- **TO BE DONE**: Each entry in the listing below should be restated word for word.
━━━━━ RECORD LIST ━━━━━
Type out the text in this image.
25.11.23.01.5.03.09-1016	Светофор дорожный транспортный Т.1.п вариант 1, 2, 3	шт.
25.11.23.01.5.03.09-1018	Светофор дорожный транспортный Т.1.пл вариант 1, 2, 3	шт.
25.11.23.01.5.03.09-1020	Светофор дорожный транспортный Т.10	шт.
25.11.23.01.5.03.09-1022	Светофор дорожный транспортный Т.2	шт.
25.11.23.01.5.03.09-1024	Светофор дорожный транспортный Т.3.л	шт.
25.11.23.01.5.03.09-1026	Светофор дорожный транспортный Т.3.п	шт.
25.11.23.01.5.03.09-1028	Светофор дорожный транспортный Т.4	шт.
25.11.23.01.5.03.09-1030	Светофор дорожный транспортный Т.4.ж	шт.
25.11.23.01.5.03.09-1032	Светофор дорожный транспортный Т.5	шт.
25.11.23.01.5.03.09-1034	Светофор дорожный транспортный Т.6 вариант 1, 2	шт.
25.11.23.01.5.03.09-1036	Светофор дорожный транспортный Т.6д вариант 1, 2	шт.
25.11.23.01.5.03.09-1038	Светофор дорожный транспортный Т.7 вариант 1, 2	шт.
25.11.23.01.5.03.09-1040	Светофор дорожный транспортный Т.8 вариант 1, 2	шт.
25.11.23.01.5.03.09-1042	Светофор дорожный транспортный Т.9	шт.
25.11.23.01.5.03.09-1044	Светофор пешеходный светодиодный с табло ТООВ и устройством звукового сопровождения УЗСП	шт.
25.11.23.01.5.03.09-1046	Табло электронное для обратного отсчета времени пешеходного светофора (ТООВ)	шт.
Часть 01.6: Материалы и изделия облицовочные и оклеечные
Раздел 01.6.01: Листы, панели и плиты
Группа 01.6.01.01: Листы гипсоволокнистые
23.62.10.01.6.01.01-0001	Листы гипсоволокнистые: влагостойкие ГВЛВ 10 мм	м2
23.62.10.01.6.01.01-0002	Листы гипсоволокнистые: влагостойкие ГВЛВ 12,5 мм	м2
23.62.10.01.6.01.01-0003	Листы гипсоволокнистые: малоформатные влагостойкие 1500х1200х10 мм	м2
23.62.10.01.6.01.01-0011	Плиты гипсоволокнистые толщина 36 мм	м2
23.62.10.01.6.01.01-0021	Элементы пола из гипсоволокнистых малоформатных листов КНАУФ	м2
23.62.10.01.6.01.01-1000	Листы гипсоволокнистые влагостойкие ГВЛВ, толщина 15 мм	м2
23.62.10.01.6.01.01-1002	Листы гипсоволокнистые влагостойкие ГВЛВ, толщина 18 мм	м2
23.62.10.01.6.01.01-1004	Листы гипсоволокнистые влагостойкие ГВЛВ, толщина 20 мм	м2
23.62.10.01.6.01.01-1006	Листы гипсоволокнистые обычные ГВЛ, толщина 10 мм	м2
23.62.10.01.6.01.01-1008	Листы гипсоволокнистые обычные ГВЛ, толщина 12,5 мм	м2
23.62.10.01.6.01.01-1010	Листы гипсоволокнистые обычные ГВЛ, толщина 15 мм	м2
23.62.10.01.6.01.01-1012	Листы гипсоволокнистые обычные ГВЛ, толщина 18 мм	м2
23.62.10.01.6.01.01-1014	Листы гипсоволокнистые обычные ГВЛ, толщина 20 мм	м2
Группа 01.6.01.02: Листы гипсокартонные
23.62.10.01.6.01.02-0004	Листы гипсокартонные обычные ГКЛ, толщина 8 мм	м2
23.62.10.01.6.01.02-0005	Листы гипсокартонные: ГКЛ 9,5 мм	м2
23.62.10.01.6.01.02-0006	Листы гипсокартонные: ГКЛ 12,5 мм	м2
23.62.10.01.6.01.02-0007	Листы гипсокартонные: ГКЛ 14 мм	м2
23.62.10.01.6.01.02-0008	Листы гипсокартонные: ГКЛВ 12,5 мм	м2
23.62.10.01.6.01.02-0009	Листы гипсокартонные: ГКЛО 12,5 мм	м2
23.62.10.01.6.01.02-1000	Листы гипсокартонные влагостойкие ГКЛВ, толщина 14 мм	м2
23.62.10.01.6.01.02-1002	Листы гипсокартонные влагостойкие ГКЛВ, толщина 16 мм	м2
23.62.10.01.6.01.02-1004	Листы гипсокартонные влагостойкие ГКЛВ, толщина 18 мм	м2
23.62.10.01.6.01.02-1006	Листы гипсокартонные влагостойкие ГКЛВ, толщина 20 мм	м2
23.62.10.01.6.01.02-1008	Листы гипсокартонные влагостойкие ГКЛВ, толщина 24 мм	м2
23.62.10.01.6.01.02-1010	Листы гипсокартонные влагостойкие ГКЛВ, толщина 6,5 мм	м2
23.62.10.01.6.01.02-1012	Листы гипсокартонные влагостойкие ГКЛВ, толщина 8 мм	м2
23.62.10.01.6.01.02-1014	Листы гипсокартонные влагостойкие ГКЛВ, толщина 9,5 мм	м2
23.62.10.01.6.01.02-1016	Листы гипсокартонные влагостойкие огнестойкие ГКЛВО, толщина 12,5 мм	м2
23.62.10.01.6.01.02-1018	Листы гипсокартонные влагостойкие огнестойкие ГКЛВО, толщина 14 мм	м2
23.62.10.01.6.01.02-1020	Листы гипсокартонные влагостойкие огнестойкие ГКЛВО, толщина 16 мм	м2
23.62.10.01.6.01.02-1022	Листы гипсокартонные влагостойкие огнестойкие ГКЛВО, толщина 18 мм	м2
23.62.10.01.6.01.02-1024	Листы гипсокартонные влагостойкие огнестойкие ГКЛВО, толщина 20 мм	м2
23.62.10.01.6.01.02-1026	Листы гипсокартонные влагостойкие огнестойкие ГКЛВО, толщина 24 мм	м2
━━━━━
- **WRITTEN SOLUTION**:
Type out the text in this image.
25.11.23.01.5.03.09-1016	Светофор дорожный транспортный Т.1.п вариант 1, 2, 3	шт.
25.11.23.01.5.03.09-1018	Светофор дорожный транспортный Т.1.пл вариант 1, 2, 3	шт.
25.11.23.01.5.03.09-1020	Светофор дорожный транспортный Т.10	шт.
25.11.23.01.5.03.09-1022	Светофор дорожный транспортный Т.2	шт.
25.11.23.01.5.03.09-1024	Светофор дорожный транспортный Т.3.л	шт.
25.11.23.01.5.03.09-1026	Светофор дорожный транспортный Т.3.п	шт.
25.11.23.01.5.03.09-1028	Светофор дорожный транспортный Т.4	шт.
25.11.23.01.5.03.09-1030	Светофор дорожный транспортный Т.4.ж	шт.
25.11.23.01.5.03.09-1032	Светофор дорожный транспортный Т.5	шт.
25.11.23.01.5.03.09-1034	Светофор дорожный транспортный Т.6 вариант 1, 2	шт.
25.11.23.01.5.03.09-1036	Светофор дорожный транспортный Т.6д вариант 1, 2	шт.
25.11.23.01.5.03.09-1038	Светофор дорожный транспортный Т.7 вариант 1, 2	шт.
25.11.23.01.5.03.09-1040	Светофор дорожный транспортный Т.8 вариант 1, 2	шт.
25.11.23.01.5.03.09-1042	Светофор дорожный транспортный Т.9	шт.
25.11.23.01.5.03.09-1044	Светофор пешеходный светодиодный с табло ТООВ и устройством звукового сопровождения УЗСП	шт.
25.11.23.01.5.03.09-1046	Табло электронное для обратного отсчета времени пешеходного светофора (ТООВ)	шт.
Часть 01.6: Материалы и изделия облицовочные и оклеечные
Раздел 01.6.01: Листы, панели и плиты
Группа 01.6.01.01: Листы гипсоволокнистые
23.62.10.01.6.01.01-0001	Листы гипсоволокнистые: влагостойкие ГВЛВ 10 мм	м2
23.62.10.01.6.01.01-0002	Листы гипсоволокнистые: влагостойкие ГВЛВ 12,5 мм	м2
23.62.10.01.6.01.01-0003	Листы гипсоволокнистые: малоформатные влагостойкие 1500х1200х10 мм	м2
23.62.10.01.6.01.01-0011	Плиты гипсоволокнистые толщина 36 мм	м2
23.62.10.01.6.01.01-0021	Элементы пола из гипсоволокнистых малоформатных листов КНАУФ	м2
23.62.10.01.6.01.01-1000	Листы гипсоволокнистые влагостойкие ГВЛВ, толщина 15 мм	м2
23.62.10.01.6.01.01-1002	Листы гипсоволокнистые влагостойкие ГВЛВ, толщина 18 мм	м2
23.62.10.01.6.01.01-1004	Листы гипсоволокнистые влагостойкие ГВЛВ, толщина 20 мм	м2
23.62.10.01.6.01.01-1006	Листы гипсоволокнистые обычные ГВЛ, толщина 10 мм	м2
23.62.10.01.6.01.01-1008	Листы гипсоволокнистые обычные ГВЛ, толщина 12,5 мм	м2
23.62.10.01.6.01.01-1010	Листы гипсоволокнистые обычные ГВЛ, толщина 15 мм	м2
23.62.10.01.6.01.01-1012	Листы гипсоволокнистые обычные ГВЛ, толщина 18 мм	м2
23.62.10.01.6.01.01-1014	Листы гипсоволокнистые обычные ГВЛ, толщина 20 мм	м2
Группа 01.6.01.02: Листы гипсокартонные
23.62.10.01.6.01.02-0004	Листы гипсокартонные обычные ГКЛ, толщина 8 мм	м2
23.62.10.01.6.01.02-0005	Листы гипсокартонные: ГКЛ 9,5 мм	м2
23.62.10.01.6.01.02-0006	Листы гипсокартонные: ГКЛ 12,5 мм	м2
23.62.10.01.6.01.02-0007	Листы гипсокартонные: ГКЛ 14 мм	м2
23.62.10.01.6.01.02-0008	Листы гипсокартонные: ГКЛВ 12,5 мм	м2
23.62.10.01.6.01.02-0009	Листы гипсокартонные: ГКЛО 12,5 мм	м2
23.62.10.01.6.01.02-1000	Листы гипсокартонные влагостойкие ГКЛВ, толщина 14 мм	м2
23.62.10.01.6.01.02-1002	Листы гипсокартонные влагостойкие ГКЛВ, толщина 16 мм	м2
23.62.10.01.6.01.02-1004	Листы гипсокартонные влагостойкие ГКЛВ, толщина 18 мм	м2
23.62.10.01.6.01.02-1006	Листы гипсокартонные влагостойкие ГКЛВ, толщина 20 мм	м2
23.62.10.01.6.01.02-1008	Листы гипсокартонные влагостойкие ГКЛВ, толщина 24 мм	м2
23.62.10.01.6.01.02-1010	Листы гипсокартонные влагостойкие ГКЛВ, толщина 6,5 мм	м2
23.62.10.01.6.01.02-1012	Листы гипсокартонные влагостойкие ГКЛВ, толщина 8 мм	м2
23.62.10.01.6.01.02-1014	Листы гипсокартонные влагостойкие ГКЛВ, толщина 9,5 мм	м2
23.62.10.01.6.01.02-1016	Листы гипсокартонные влагостойкие огнестойкие ГКЛВО, толщина 12,5 мм	м2
23.62.10.01.6.01.02-1018	Листы гипсокартонные влагостойкие огнестойкие ГКЛВО, толщина 14 мм	м2
23.62.10.01.6.01.02-1020	Листы гипсокартонные влагостойкие огнестойкие ГКЛВО, толщина 16 мм	м2
23.62.10.01.6.01.02-1022	Листы гипсокартонные влагостойкие огнестойкие ГКЛВО, толщина 18 мм	м2
23.62.10.01.6.01.02-1024	Листы гипсокартонные влагостойкие огнестойкие ГКЛВО, толщина 20 мм	м2
23.62.10.01.6.01.02-1026	Листы гипсокартонные влагостойкие огнестойкие ГКЛВО, толщина 24 мм	м2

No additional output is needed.